__SUPPLIED RECORDS__.
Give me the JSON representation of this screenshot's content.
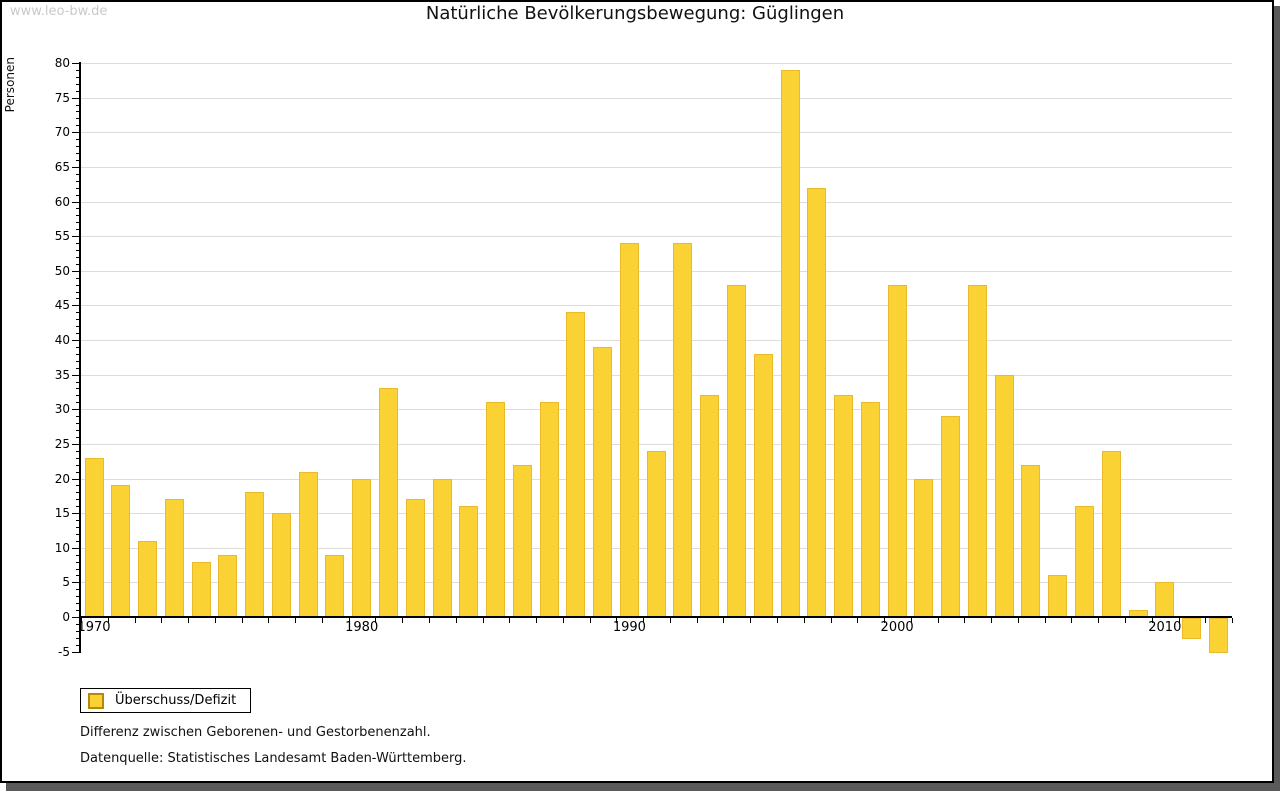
{
  "page": {
    "watermark": "www.leo-bw.de"
  },
  "chart_data": {
    "type": "bar",
    "title": "Natürliche Bevölkerungsbewegung: Güglingen",
    "xlabel": "",
    "ylabel": "Personen",
    "series_name": "Überschuss/Defizit",
    "categories": [
      1970,
      1971,
      1972,
      1973,
      1974,
      1975,
      1976,
      1977,
      1978,
      1979,
      1980,
      1981,
      1982,
      1983,
      1984,
      1985,
      1986,
      1987,
      1988,
      1989,
      1990,
      1991,
      1992,
      1993,
      1994,
      1995,
      1996,
      1997,
      1998,
      1999,
      2000,
      2001,
      2002,
      2003,
      2004,
      2005,
      2006,
      2007,
      2008,
      2009,
      2010,
      2011,
      2012
    ],
    "values": [
      23,
      19,
      11,
      17,
      8,
      9,
      18,
      15,
      21,
      9,
      20,
      33,
      17,
      20,
      16,
      31,
      22,
      31,
      44,
      39,
      54,
      24,
      54,
      32,
      48,
      38,
      79,
      62,
      32,
      31,
      48,
      20,
      29,
      48,
      35,
      22,
      6,
      16,
      24,
      1,
      5,
      -3,
      -5
    ],
    "ylim": [
      -5,
      80
    ],
    "ytick_step": 5,
    "ytick_minor_step": 1,
    "xtick_labeled_years": [
      1970,
      1980,
      1990,
      2000,
      2010
    ],
    "grid": true,
    "legend_position": "bottom-left",
    "colors": {
      "bar_fill": "#FBD233",
      "bar_border": "#EAB92C",
      "grid_line": "#DCDCDC",
      "axis": "#000000",
      "watermark_text": "#C9C9C9",
      "frame_shadow": "#5A5A5A"
    }
  },
  "notes": {
    "line1": "Differenz zwischen Geborenen- und Gestorbenenzahl.",
    "line2": "Datenquelle: Statistisches Landesamt Baden-Württemberg."
  }
}
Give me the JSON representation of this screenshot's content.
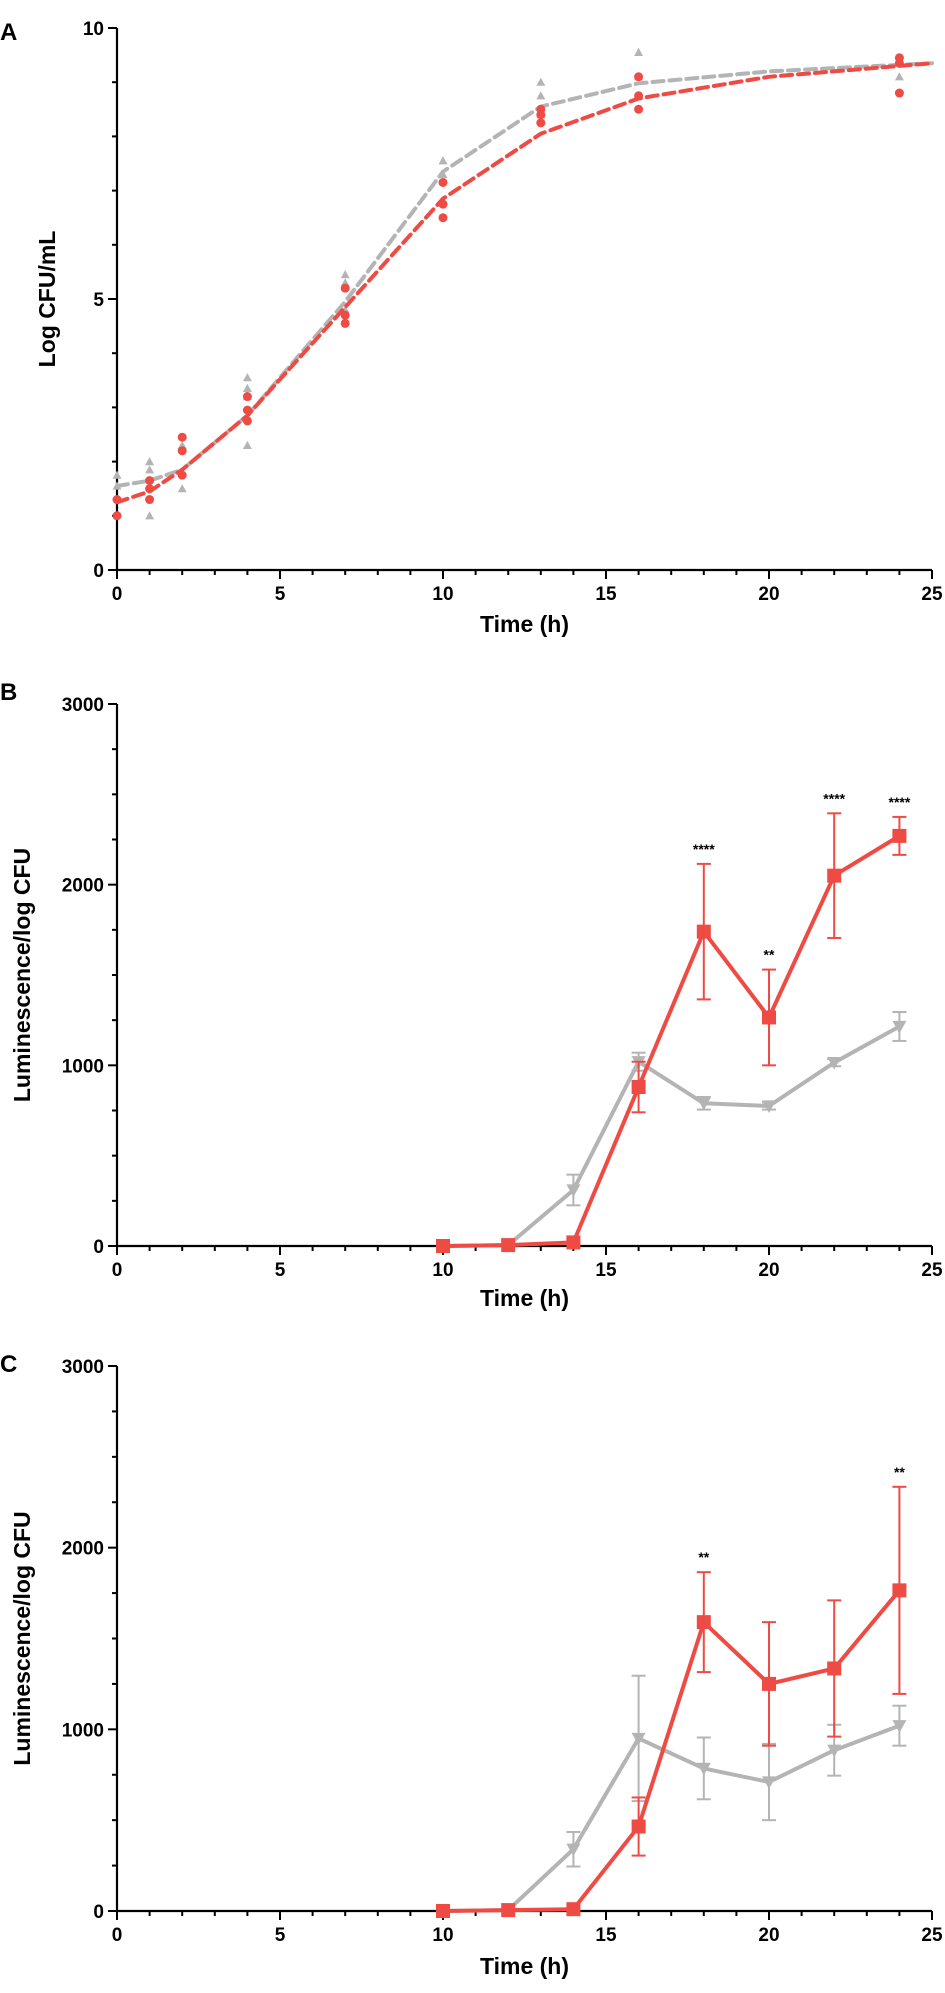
{
  "colors": {
    "red": "#EE4B45",
    "gray": "#B4B4B4",
    "axis": "#000000"
  },
  "chart_data": [
    {
      "panel": "A",
      "type": "scatter",
      "xlabel": "Time (h)",
      "ylabel": "Log CFU/mL",
      "xlim": [
        0,
        25
      ],
      "ylim": [
        0,
        10
      ],
      "xticks": [
        0,
        5,
        10,
        15,
        20,
        25
      ],
      "yticks": [
        0,
        5,
        10
      ],
      "grid": false,
      "series": [
        {
          "color": "gray",
          "marker": "triangle-up",
          "fit_line": "dashed",
          "points": [
            [
              0,
              1.55
            ],
            [
              0,
              1.75
            ],
            [
              1,
              1.0
            ],
            [
              1,
              1.85
            ],
            [
              1,
              2.0
            ],
            [
              2,
              1.5
            ],
            [
              2,
              2.25
            ],
            [
              2,
              2.3
            ],
            [
              4,
              2.3
            ],
            [
              4,
              3.2
            ],
            [
              4,
              3.35
            ],
            [
              4,
              3.55
            ],
            [
              7,
              4.8
            ],
            [
              7,
              5.3
            ],
            [
              7,
              5.45
            ],
            [
              10,
              6.8
            ],
            [
              10,
              7.3
            ],
            [
              10,
              7.55
            ],
            [
              13,
              8.4
            ],
            [
              13,
              8.75
            ],
            [
              13,
              9.0
            ],
            [
              16,
              8.75
            ],
            [
              16,
              9.1
            ],
            [
              16,
              9.55
            ],
            [
              24,
              9.1
            ],
            [
              24,
              9.35
            ]
          ],
          "fit": [
            [
              0,
              1.55
            ],
            [
              1,
              1.65
            ],
            [
              2,
              1.85
            ],
            [
              4,
              2.85
            ],
            [
              7,
              4.95
            ],
            [
              10,
              7.35
            ],
            [
              13,
              8.55
            ],
            [
              16,
              8.98
            ],
            [
              20,
              9.2
            ],
            [
              25,
              9.35
            ]
          ]
        },
        {
          "color": "red",
          "marker": "circle",
          "fit_line": "dashed",
          "points": [
            [
              0,
              1.0
            ],
            [
              0,
              1.3
            ],
            [
              1,
              1.3
            ],
            [
              1,
              1.5
            ],
            [
              1,
              1.65
            ],
            [
              2,
              1.75
            ],
            [
              2,
              2.2
            ],
            [
              2,
              2.45
            ],
            [
              4,
              2.75
            ],
            [
              4,
              2.95
            ],
            [
              4,
              3.2
            ],
            [
              7,
              4.55
            ],
            [
              7,
              4.7
            ],
            [
              7,
              5.2
            ],
            [
              10,
              6.5
            ],
            [
              10,
              6.75
            ],
            [
              10,
              7.15
            ],
            [
              13,
              8.25
            ],
            [
              13,
              8.4
            ],
            [
              13,
              8.5
            ],
            [
              16,
              8.5
            ],
            [
              16,
              8.75
            ],
            [
              16,
              9.1
            ],
            [
              24,
              8.8
            ],
            [
              24,
              9.35
            ],
            [
              24,
              9.45
            ]
          ],
          "fit": [
            [
              0,
              1.25
            ],
            [
              1,
              1.45
            ],
            [
              2,
              1.85
            ],
            [
              4,
              2.85
            ],
            [
              7,
              4.85
            ],
            [
              10,
              6.85
            ],
            [
              13,
              8.05
            ],
            [
              16,
              8.7
            ],
            [
              20,
              9.1
            ],
            [
              25,
              9.35
            ]
          ]
        }
      ]
    },
    {
      "panel": "B",
      "type": "line",
      "xlabel": "Time (h)",
      "ylabel": "Luminescence/log CFU",
      "xlim": [
        0,
        25
      ],
      "ylim": [
        0,
        3000
      ],
      "xticks": [
        0,
        5,
        10,
        15,
        20,
        25
      ],
      "yticks": [
        0,
        1000,
        2000,
        3000
      ],
      "grid": false,
      "series": [
        {
          "color": "gray",
          "marker": "triangle-down",
          "x": [
            10,
            12,
            14,
            16,
            18,
            20,
            22,
            24
          ],
          "y": [
            0,
            5,
            310,
            1020,
            790,
            775,
            1015,
            1215
          ],
          "err": [
            0,
            0,
            85,
            50,
            35,
            20,
            20,
            80
          ]
        },
        {
          "color": "red",
          "marker": "square",
          "x": [
            10,
            12,
            14,
            16,
            18,
            20,
            22,
            24
          ],
          "y": [
            0,
            5,
            20,
            880,
            1740,
            1265,
            2050,
            2270
          ],
          "err": [
            0,
            0,
            0,
            140,
            375,
            265,
            345,
            105
          ]
        }
      ],
      "annotations": [
        {
          "x": 18,
          "y": 2115,
          "text": "****"
        },
        {
          "x": 20,
          "y": 1530,
          "text": "**"
        },
        {
          "x": 22,
          "y": 2395,
          "text": "****"
        },
        {
          "x": 24,
          "y": 2375,
          "text": "****"
        }
      ]
    },
    {
      "panel": "C",
      "type": "line",
      "xlabel": "Time (h)",
      "ylabel": "Luminescence/log CFU",
      "xlim": [
        0,
        25
      ],
      "ylim": [
        0,
        3000
      ],
      "xticks": [
        0,
        5,
        10,
        15,
        20,
        25
      ],
      "yticks": [
        0,
        1000,
        2000,
        3000
      ],
      "grid": false,
      "series": [
        {
          "color": "gray",
          "marker": "triangle-down",
          "x": [
            10,
            12,
            14,
            16,
            18,
            20,
            22,
            24
          ],
          "y": [
            0,
            5,
            340,
            950,
            785,
            710,
            885,
            1020
          ],
          "err": [
            0,
            0,
            95,
            345,
            170,
            210,
            140,
            110
          ]
        },
        {
          "color": "red",
          "marker": "square",
          "x": [
            10,
            12,
            14,
            16,
            18,
            20,
            22,
            24
          ],
          "y": [
            0,
            5,
            10,
            465,
            1590,
            1250,
            1335,
            1765
          ],
          "err": [
            0,
            0,
            0,
            160,
            275,
            340,
            375,
            570
          ]
        }
      ],
      "annotations": [
        {
          "x": 18,
          "y": 1865,
          "text": "**"
        },
        {
          "x": 24,
          "y": 2335,
          "text": "**"
        }
      ]
    }
  ]
}
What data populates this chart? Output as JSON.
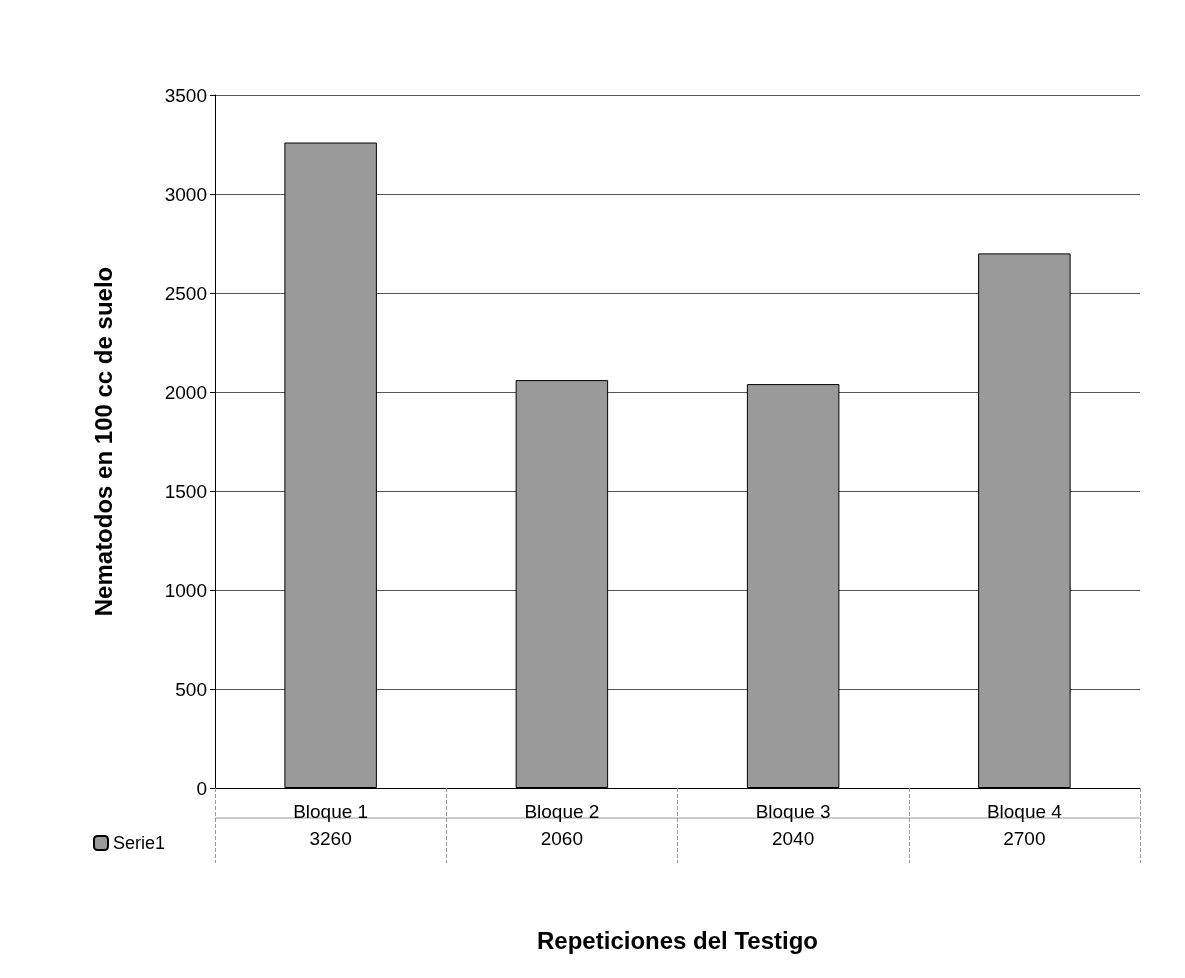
{
  "chart_data": {
    "type": "bar",
    "xlabel": "Repeticiones del Testigo",
    "ylabel": "Nematodos en 100 cc de suelo",
    "categories": [
      "Bloque 1",
      "Bloque 2",
      "Bloque 3",
      "Bloque 4"
    ],
    "series": [
      {
        "name": "Serie1",
        "color": "#9a9a9a",
        "values": [
          3260,
          2060,
          2040,
          2700
        ]
      }
    ],
    "ylim": [
      0,
      3500
    ],
    "yticks": [
      0,
      500,
      1000,
      1500,
      2000,
      2500,
      3000,
      3500
    ],
    "grid": "y",
    "legend": "bottom left",
    "data_labels": true
  }
}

__PROBLEM REQUIREMENTS__.
Starting at the line that contains "What data populates", restate each line verbatim through the final line of the listing, skipping all pictures.

__OUTPUT OF THE EXERCISE__.
What data populates this chart? Output as JSON.
{
  "chart_data": {
    "type": "bar",
    "xlabel": "Repeticiones del Testigo",
    "ylabel": "Nematodos en 100 cc de suelo",
    "categories": [
      "Bloque 1",
      "Bloque 2",
      "Bloque 3",
      "Bloque 4"
    ],
    "series": [
      {
        "name": "Serie1",
        "color": "#9a9a9a",
        "values": [
          3260,
          2060,
          2040,
          2700
        ]
      }
    ],
    "ylim": [
      0,
      3500
    ],
    "yticks": [
      0,
      500,
      1000,
      1500,
      2000,
      2500,
      3000,
      3500
    ],
    "grid": "y",
    "legend": "bottom left",
    "data_labels": true
  }
}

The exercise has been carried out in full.